_EXERCISE_
Write out the whole listing word for word.
[Start LISTED RECORDS]
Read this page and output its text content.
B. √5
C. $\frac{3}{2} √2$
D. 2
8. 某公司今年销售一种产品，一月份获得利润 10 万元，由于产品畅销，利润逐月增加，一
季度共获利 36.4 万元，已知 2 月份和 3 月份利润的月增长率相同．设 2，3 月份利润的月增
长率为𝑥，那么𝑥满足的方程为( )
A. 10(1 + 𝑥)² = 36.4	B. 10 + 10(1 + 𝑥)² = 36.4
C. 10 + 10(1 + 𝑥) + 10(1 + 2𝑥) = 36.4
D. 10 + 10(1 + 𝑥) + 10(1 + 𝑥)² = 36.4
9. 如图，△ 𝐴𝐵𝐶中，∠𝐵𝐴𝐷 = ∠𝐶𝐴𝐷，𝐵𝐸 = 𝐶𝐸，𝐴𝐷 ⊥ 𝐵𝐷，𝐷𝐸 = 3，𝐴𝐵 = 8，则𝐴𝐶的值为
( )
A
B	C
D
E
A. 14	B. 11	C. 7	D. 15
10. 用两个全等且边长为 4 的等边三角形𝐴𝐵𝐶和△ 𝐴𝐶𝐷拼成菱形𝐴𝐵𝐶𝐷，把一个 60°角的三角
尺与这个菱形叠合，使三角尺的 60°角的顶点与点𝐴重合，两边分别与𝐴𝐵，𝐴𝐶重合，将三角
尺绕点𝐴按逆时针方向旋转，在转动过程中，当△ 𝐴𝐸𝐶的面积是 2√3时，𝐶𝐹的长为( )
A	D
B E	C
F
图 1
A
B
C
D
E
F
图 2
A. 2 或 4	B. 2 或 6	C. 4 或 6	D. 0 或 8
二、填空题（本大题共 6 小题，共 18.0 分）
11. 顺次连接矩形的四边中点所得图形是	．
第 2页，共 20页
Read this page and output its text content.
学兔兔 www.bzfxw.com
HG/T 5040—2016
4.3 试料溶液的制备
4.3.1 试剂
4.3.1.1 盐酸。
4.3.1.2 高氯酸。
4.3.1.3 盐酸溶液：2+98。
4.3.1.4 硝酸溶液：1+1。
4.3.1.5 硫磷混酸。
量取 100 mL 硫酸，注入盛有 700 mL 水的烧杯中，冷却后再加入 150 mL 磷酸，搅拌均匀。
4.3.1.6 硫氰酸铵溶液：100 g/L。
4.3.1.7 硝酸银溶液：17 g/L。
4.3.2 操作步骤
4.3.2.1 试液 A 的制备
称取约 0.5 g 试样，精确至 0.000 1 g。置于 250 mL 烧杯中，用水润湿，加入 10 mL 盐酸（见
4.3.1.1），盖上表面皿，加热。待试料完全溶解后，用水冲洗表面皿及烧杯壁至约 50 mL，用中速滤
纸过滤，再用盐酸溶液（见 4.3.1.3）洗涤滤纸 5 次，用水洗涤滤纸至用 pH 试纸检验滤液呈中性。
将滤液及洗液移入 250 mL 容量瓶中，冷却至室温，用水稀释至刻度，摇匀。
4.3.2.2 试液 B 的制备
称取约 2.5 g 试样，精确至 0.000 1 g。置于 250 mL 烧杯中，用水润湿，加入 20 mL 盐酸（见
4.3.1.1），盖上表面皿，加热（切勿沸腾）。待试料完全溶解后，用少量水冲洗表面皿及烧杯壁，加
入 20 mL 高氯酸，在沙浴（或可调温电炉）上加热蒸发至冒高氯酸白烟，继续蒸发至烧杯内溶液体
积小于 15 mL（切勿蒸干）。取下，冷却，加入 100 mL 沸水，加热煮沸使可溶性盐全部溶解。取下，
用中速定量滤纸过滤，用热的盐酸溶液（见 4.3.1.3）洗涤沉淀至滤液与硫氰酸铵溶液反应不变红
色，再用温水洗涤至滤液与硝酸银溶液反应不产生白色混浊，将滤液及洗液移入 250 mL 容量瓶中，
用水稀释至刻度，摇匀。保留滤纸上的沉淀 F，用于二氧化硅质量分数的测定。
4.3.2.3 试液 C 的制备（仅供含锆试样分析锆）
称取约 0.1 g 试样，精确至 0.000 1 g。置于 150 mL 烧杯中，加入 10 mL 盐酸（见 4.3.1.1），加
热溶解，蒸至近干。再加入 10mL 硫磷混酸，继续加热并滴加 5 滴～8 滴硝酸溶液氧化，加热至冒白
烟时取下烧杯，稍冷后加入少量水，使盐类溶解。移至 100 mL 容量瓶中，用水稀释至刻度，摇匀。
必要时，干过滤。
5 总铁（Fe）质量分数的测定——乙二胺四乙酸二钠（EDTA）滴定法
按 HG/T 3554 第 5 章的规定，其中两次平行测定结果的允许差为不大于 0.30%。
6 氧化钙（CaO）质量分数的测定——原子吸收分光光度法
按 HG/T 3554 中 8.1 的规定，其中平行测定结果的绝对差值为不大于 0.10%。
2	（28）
[End LISTED RECORDS]
_FULL RESPONSE_
Read this page and output its text content.
B. √5
C. $\frac{3}{2} √2$
D. 2
8. 某公司今年销售一种产品，一月份获得利润 10 万元，由于产品畅销，利润逐月增加，一
季度共获利 36.4 万元，已知 2 月份和 3 月份利润的月增长率相同．设 2，3 月份利润的月增
长率为𝑥，那么𝑥满足的方程为( )
A. 10(1 + 𝑥)² = 36.4	B. 10 + 10(1 + 𝑥)² = 36.4
C. 10 + 10(1 + 𝑥) + 10(1 + 2𝑥) = 36.4
D. 10 + 10(1 + 𝑥) + 10(1 + 𝑥)² = 36.4
9. 如图，△ 𝐴𝐵𝐶中，∠𝐵𝐴𝐷 = ∠𝐶𝐴𝐷，𝐵𝐸 = 𝐶𝐸，𝐴𝐷 ⊥ 𝐵𝐷，𝐷𝐸 = 3，𝐴𝐵 = 8，则𝐴𝐶的值为
( )
A
B	C
D
E
A. 14	B. 11	C. 7	D. 15
10. 用两个全等且边长为 4 的等边三角形𝐴𝐵𝐶和△ 𝐴𝐶𝐷拼成菱形𝐴𝐵𝐶𝐷，把一个 60°角的三角
尺与这个菱形叠合，使三角尺的 60°角的顶点与点𝐴重合，两边分别与𝐴𝐵，𝐴𝐶重合，将三角
尺绕点𝐴按逆时针方向旋转，在转动过程中，当△ 𝐴𝐸𝐶的面积是 2√3时，𝐶𝐹的长为( )
A	D
B E	C
F
图 1
A
B
C
D
E
F
图 2
A. 2 或 4	B. 2 或 6	C. 4 或 6	D. 0 或 8
二、填空题（本大题共 6 小题，共 18.0 分）
11. 顺次连接矩形的四边中点所得图形是	．
第 2页，共 20页
Read this page and output its text content.
学兔兔 www.bzfxw.com
HG/T 5040—2016
4.3 试料溶液的制备
4.3.1 试剂
4.3.1.1 盐酸。
4.3.1.2 高氯酸。
4.3.1.3 盐酸溶液：2+98。
4.3.1.4 硝酸溶液：1+1。
4.3.1.5 硫磷混酸。
量取 100 mL 硫酸，注入盛有 700 mL 水的烧杯中，冷却后再加入 150 mL 磷酸，搅拌均匀。
4.3.1.6 硫氰酸铵溶液：100 g/L。
4.3.1.7 硝酸银溶液：17 g/L。
4.3.2 操作步骤
4.3.2.1 试液 A 的制备
称取约 0.5 g 试样，精确至 0.000 1 g。置于 250 mL 烧杯中，用水润湿，加入 10 mL 盐酸（见
4.3.1.1），盖上表面皿，加热。待试料完全溶解后，用水冲洗表面皿及烧杯壁至约 50 mL，用中速滤
纸过滤，再用盐酸溶液（见 4.3.1.3）洗涤滤纸 5 次，用水洗涤滤纸至用 pH 试纸检验滤液呈中性。
将滤液及洗液移入 250 mL 容量瓶中，冷却至室温，用水稀释至刻度，摇匀。
4.3.2.2 试液 B 的制备
称取约 2.5 g 试样，精确至 0.000 1 g。置于 250 mL 烧杯中，用水润湿，加入 20 mL 盐酸（见
4.3.1.1），盖上表面皿，加热（切勿沸腾）。待试料完全溶解后，用少量水冲洗表面皿及烧杯壁，加
入 20 mL 高氯酸，在沙浴（或可调温电炉）上加热蒸发至冒高氯酸白烟，继续蒸发至烧杯内溶液体
积小于 15 mL（切勿蒸干）。取下，冷却，加入 100 mL 沸水，加热煮沸使可溶性盐全部溶解。取下，
用中速定量滤纸过滤，用热的盐酸溶液（见 4.3.1.3）洗涤沉淀至滤液与硫氰酸铵溶液反应不变红
色，再用温水洗涤至滤液与硝酸银溶液反应不产生白色混浊，将滤液及洗液移入 250 mL 容量瓶中，
用水稀释至刻度，摇匀。保留滤纸上的沉淀 F，用于二氧化硅质量分数的测定。
4.3.2.3 试液 C 的制备（仅供含锆试样分析锆）
称取约 0.1 g 试样，精确至 0.000 1 g。置于 150 mL 烧杯中，加入 10 mL 盐酸（见 4.3.1.1），加
热溶解，蒸至近干。再加入 10mL 硫磷混酸，继续加热并滴加 5 滴～8 滴硝酸溶液氧化，加热至冒白
烟时取下烧杯，稍冷后加入少量水，使盐类溶解。移至 100 mL 容量瓶中，用水稀释至刻度，摇匀。
必要时，干过滤。
5 总铁（Fe）质量分数的测定——乙二胺四乙酸二钠（EDTA）滴定法
按 HG/T 3554 第 5 章的规定，其中两次平行测定结果的允许差为不大于 0.30%。
6 氧化钙（CaO）质量分数的测定——原子吸收分光光度法
按 HG/T 3554 中 8.1 的规定，其中平行测定结果的绝对差值为不大于 0.10%。
2	（28）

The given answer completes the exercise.